**OBJECTIVE**. All lines in the data bearing the string "YouTube" should be identified and copied.

**EXERCISE INPUTS**.
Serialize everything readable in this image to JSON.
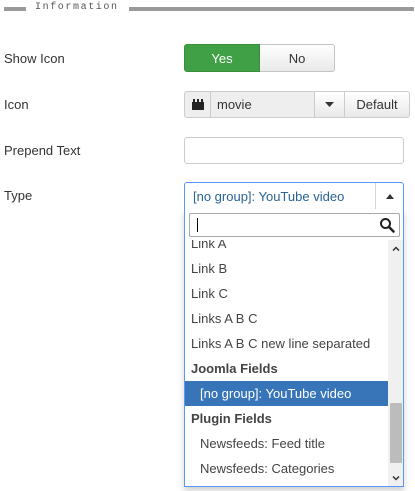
{
  "section": {
    "title": "Information"
  },
  "fields": {
    "show_icon": {
      "label": "Show Icon",
      "yes_label": "Yes",
      "no_label": "No",
      "selected": "Yes"
    },
    "icon": {
      "label": "Icon",
      "value": "movie",
      "default_label": "Default",
      "icon_name": "film-icon"
    },
    "prepend_text": {
      "label": "Prepend Text",
      "value": ""
    },
    "type": {
      "label": "Type",
      "selected": "[no group]: YouTube video",
      "search_value": "",
      "results": [
        {
          "kind": "option",
          "text": "Link A"
        },
        {
          "kind": "option",
          "text": "Link B"
        },
        {
          "kind": "option",
          "text": "Link C"
        },
        {
          "kind": "option",
          "text": "Links A B C"
        },
        {
          "kind": "option",
          "text": "Links A B C new line separated"
        },
        {
          "kind": "group",
          "text": "Joomla Fields"
        },
        {
          "kind": "suboption",
          "text": "[no group]: YouTube video",
          "highlighted": true
        },
        {
          "kind": "group",
          "text": "Plugin Fields"
        },
        {
          "kind": "suboption",
          "text": "Newsfeeds: Feed title"
        },
        {
          "kind": "suboption",
          "text": "Newsfeeds: Categories"
        }
      ]
    }
  },
  "colors": {
    "yes_active": "#3fa045",
    "highlight": "#3875b8",
    "chosen_border": "#5897fb",
    "selected_text": "#2a6496"
  }
}
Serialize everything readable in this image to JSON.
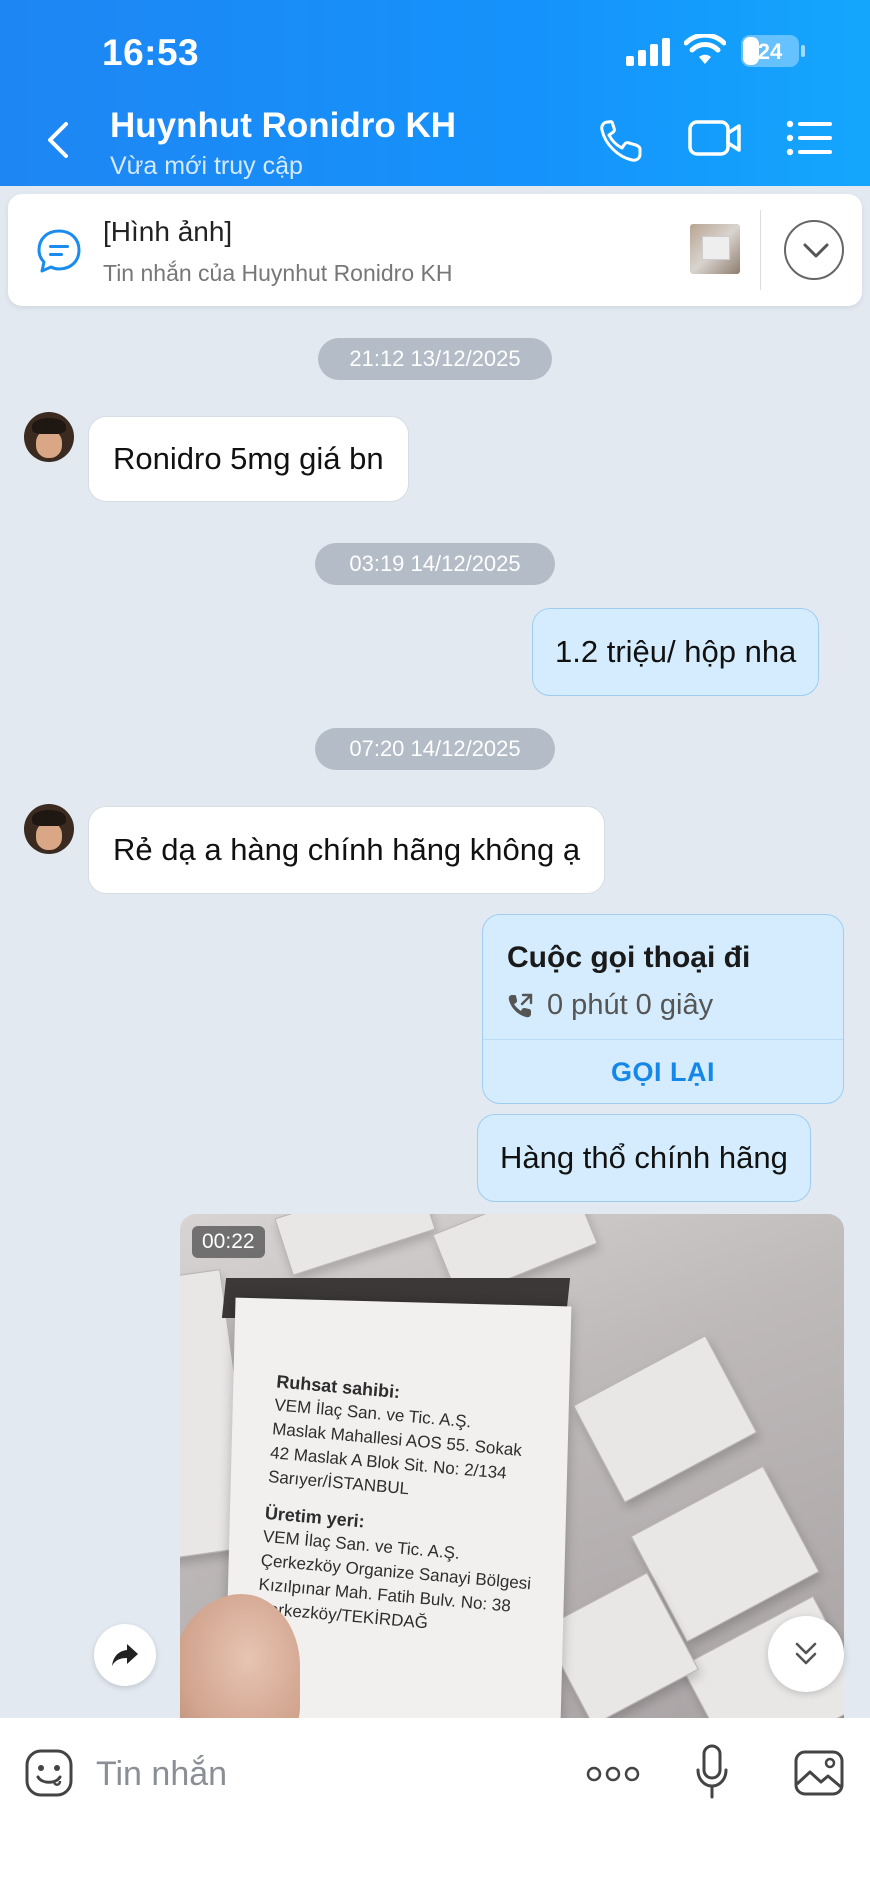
{
  "status_bar": {
    "time": "16:53",
    "battery": "24",
    "icons": [
      "signal-icon",
      "wifi-icon",
      "battery-icon"
    ]
  },
  "header": {
    "title": "Huynhut Ronidro KH",
    "subtitle": "Vừa mới truy cập",
    "icons": [
      "back-icon",
      "phone-icon",
      "video-call-icon",
      "menu-icon"
    ],
    "accent_color": "#1e86f3"
  },
  "pinned": {
    "title": "[Hình ảnh]",
    "subtitle": "Tin nhắn của Huynhut Ronidro KH",
    "icon": "chat-bubble-icon"
  },
  "messages": {
    "date1": "21:12 13/12/2025",
    "m1": "Ronidro 5mg giá bn",
    "date2": "03:19 14/12/2025",
    "m2": "1.2 triệu/ hộp nha",
    "date3": "07:20 14/12/2025",
    "m3": "Rẻ dạ a hàng chính hãng không ạ",
    "call": {
      "title": "Cuộc gọi thoại đi",
      "duration": "0 phút 0 giây",
      "callback": "GỌI LẠI"
    },
    "m4": "Hàng thổ chính hãng",
    "video": {
      "duration": "00:22"
    }
  },
  "input": {
    "placeholder": "Tin nhắn",
    "icons": [
      "emoji-icon",
      "more-icon",
      "microphone-icon",
      "gallery-icon"
    ]
  },
  "colors": {
    "incoming_bubble": "#ffffff",
    "outgoing_bubble": "#d4ecfd",
    "chat_background": "#e2e9f1",
    "link_blue": "#1487e8"
  }
}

**COMPLETE RESPONSE**.
      "selected": "[no group]: YouTube video",
          "text": "[no group]: YouTube video",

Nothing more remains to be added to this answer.